#### EXTRAIT À LIRE:
L’importance de la question en litige

 

[9]                      L’intimée soutient qu’il ne s’agissait pas d’une question d’intérêt public, mais simplement de la manière dont le contribuable [traduction] « envisageait sa propre cause[4] ». L’intimée avance que la cause a gagné en importance au fur et à mesure qu’elle a gravi les échelons du processus d’appel, et que devant la Cour suprême du Canada, elle se limitait à deux questions litigieuses :

 

a)         Les obligations relatives au reboisement doivent‑elles être incluses dans le produit de disposition parce que la venderesse est libérée d’une obligation ou est‑ce qu’elles font partie intégrante des tenures forestières et y sont rattachées?

 

b)        Le fait que les parties se sont entendues sur une valeur précise attribuée à l’obligation future de reboisement change‑t‑il quoi que ce soit?

#### OBJECTIFS:
[1] Dans l'extrait sur l'importance de la question en litige, reformulez plus brièvement le paragraphe commençant par « L’intimée soutient qu’il ne s’agissait pas », en conservant ses faits essentiels.
[2] D'après l'extrait sur l'importance de la question en litige, devant quelle juridiction la cause se limitait-elle à deux questions litigieuses ?
[3] Poursuivez l'extrait sur l'importance de la question en litige à partir de sa dernière phrase.
Les lignes ci-après proviennent d'une source distincte de l'extrait.

#### DOCUMENTS FOURNIS:
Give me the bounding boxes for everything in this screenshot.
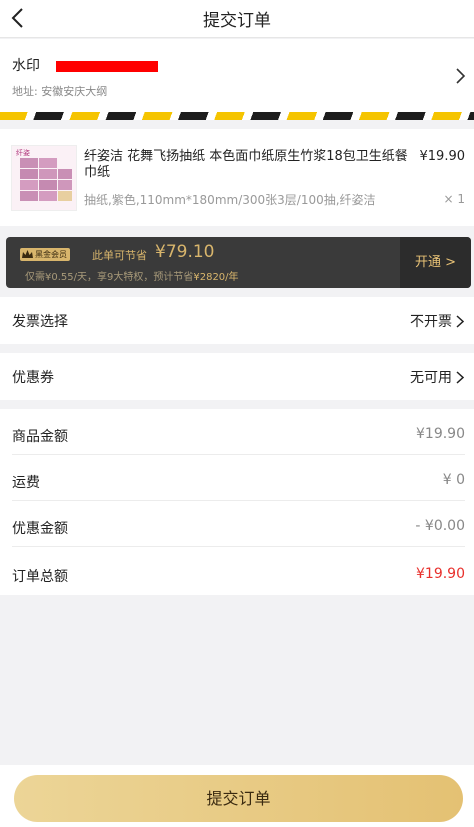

#### CORRIGÉ:
[1] Selon l'intimée, l'affaire ne relevait pas de l'intérêt public, mais seulement de la façon dont le contribuable envisageait sa propre cause. Elle ajoute que la cause a pris de l'importance à mesure qu'elle progressait dans le processus d'appel et que, devant la Cour suprême du Canada, elle se réduisait à deux questions litigieuses.

[2] Devant la Cour suprême du Canada.

[3]
 

[10]                 Il faut comparer les questions en litige ci‑dessus à celles dont la Cour était saisie et qui étaient ainsi libellées :

 

a)         Au cours des années d’imposition 1999 et 2000, le ministre a‑t‑il à juste titre inclus dans le produit de disposition de Daishowa les montants des obligations relatives à la sylviculture prises en charge par les acquéreurs?

 

b)        Ces produits de disposition additionnels visés par la cotisation ont‑ils été à juste titre imputés aux avoirs forestiers?

 

c)         L’appelante a‑t‑elle droit à des déductions à l’égard des obligations prises en charge en matière de sylviculture?

 

[11]                 La Cour suprême du Canada a conclu que les obligations relatives au reboisement ne constituaient pas une dette existante distincte, mais qu’elles étaient « inhérentes » au bien, c’est‑à‑dire, à la tenure forestière. L’intimée a soutenu qu’il s’agissait d’une conclusion propre à la cause Daishowa et non d’une cause type.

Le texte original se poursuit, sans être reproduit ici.